:: EXTRACTED RECORDS ::
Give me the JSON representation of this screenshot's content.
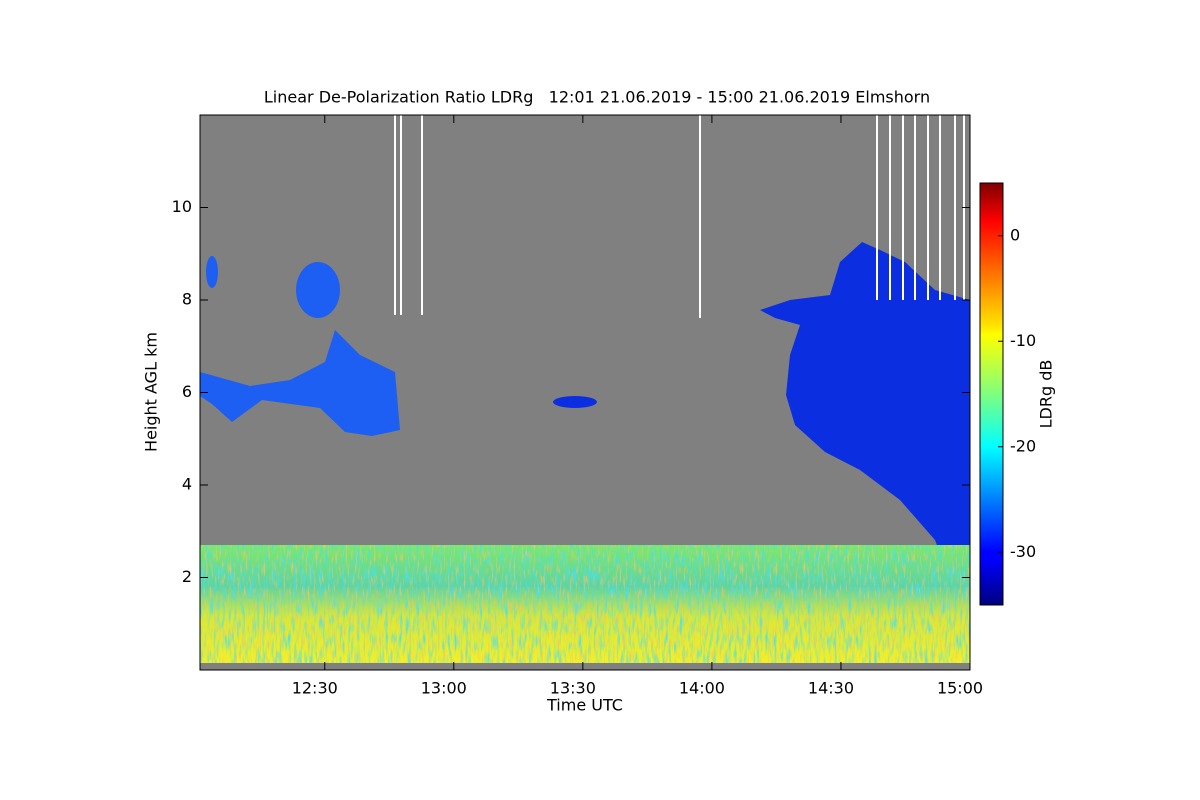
{
  "chart_data": {
    "type": "heatmap",
    "title": "Linear De-Polarization Ratio LDRg   12:01 21.06.2019 - 15:00 21.06.2019 Elmshorn",
    "x_label": "Time UTC",
    "y_label": "Height AGL km",
    "colorbar_label": "LDRg dB",
    "colormap": "jet",
    "xlim": [
      721,
      900
    ],
    "xticks": [
      {
        "value": 750,
        "label": "12:30"
      },
      {
        "value": 780,
        "label": "13:00"
      },
      {
        "value": 810,
        "label": "13:30"
      },
      {
        "value": 840,
        "label": "14:00"
      },
      {
        "value": 870,
        "label": "14:30"
      },
      {
        "value": 900,
        "label": "15:00"
      }
    ],
    "ylim": [
      0,
      12
    ],
    "yticks": [
      2,
      4,
      6,
      8,
      10
    ],
    "clim": [
      -35,
      5
    ],
    "cticks": [
      0,
      -10,
      -20,
      -30
    ]
  }
}
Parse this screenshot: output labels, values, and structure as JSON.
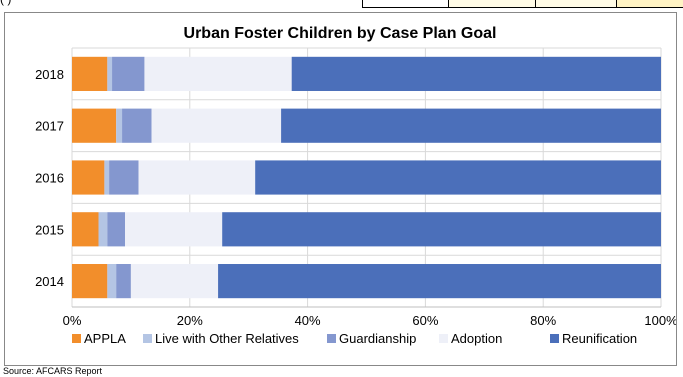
{
  "header_strip": {
    "text": "(                              )"
  },
  "source_note": "Source: AFCARS Report",
  "colors": {
    "APPLA": "#f28e2b",
    "Live with Other Relatives": "#b4c5e4",
    "Guardianship": "#8497cf",
    "Adoption": "#eef0f8",
    "Reunification": "#4b6fba",
    "grid": "#d9d9d9"
  },
  "chart_data": {
    "type": "bar",
    "orientation": "horizontal",
    "stacked": "percent",
    "title": "Urban  Foster Children by Case Plan Goal",
    "categories": [
      "2018",
      "2017",
      "2016",
      "2015",
      "2014"
    ],
    "series": [
      {
        "name": "APPLA",
        "values": [
          6.0,
          7.5,
          5.5,
          4.5,
          6.0
        ]
      },
      {
        "name": "Live with Other Relatives",
        "values": [
          0.8,
          1.0,
          0.8,
          1.5,
          1.5
        ]
      },
      {
        "name": "Guardianship",
        "values": [
          5.5,
          5.0,
          5.0,
          3.0,
          2.5
        ]
      },
      {
        "name": "Adoption",
        "values": [
          25.0,
          22.0,
          19.8,
          16.5,
          14.8
        ]
      },
      {
        "name": "Reunification",
        "values": [
          62.7,
          64.5,
          68.9,
          74.5,
          75.2
        ]
      }
    ],
    "xlim": [
      0,
      100
    ],
    "xticks": [
      "0%",
      "20%",
      "40%",
      "60%",
      "80%",
      "100%"
    ],
    "xtick_values": [
      0,
      20,
      40,
      60,
      80,
      100
    ],
    "grid": true,
    "legend_position": "bottom"
  }
}
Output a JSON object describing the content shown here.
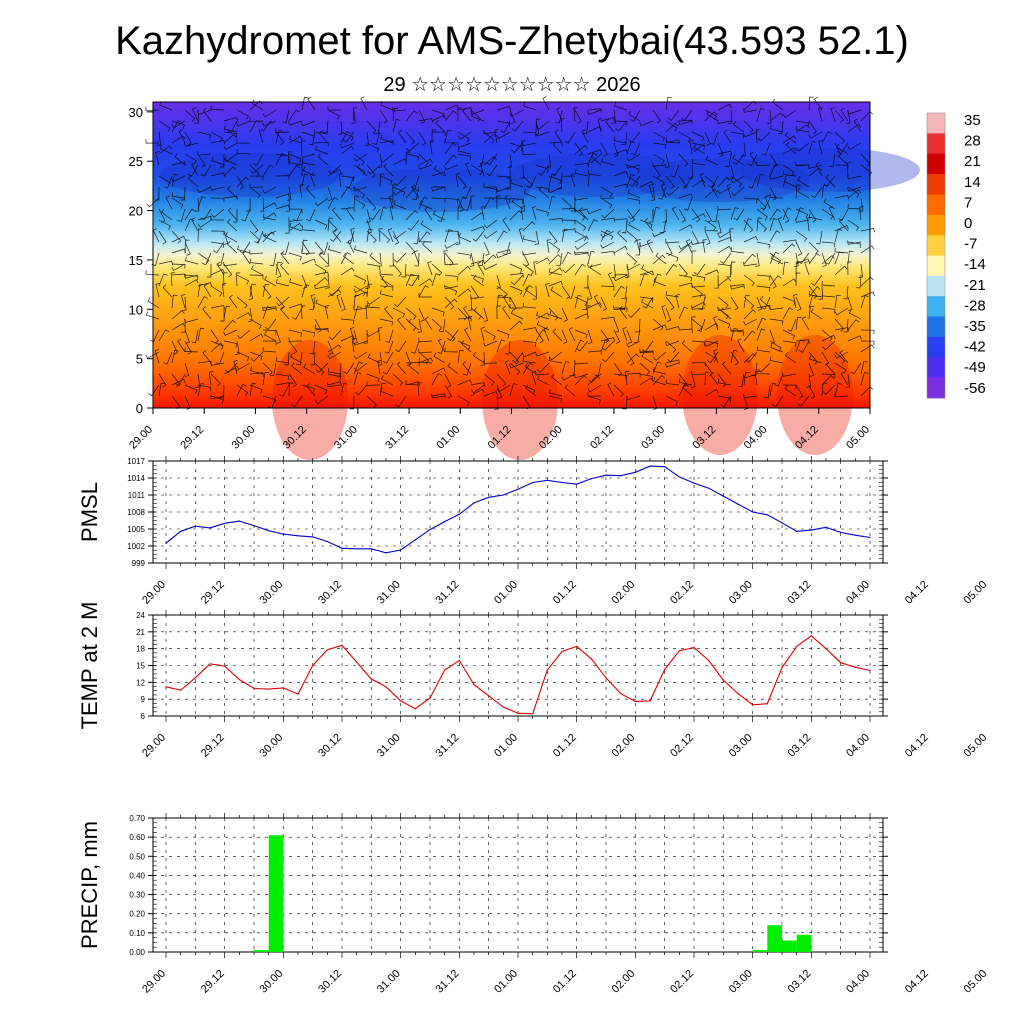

:: EXERCISE BRIEF ::
Scan the material above and determine how many lines include the word "Guardianship"; report only the number.

:: ANSWER BELOW ::
2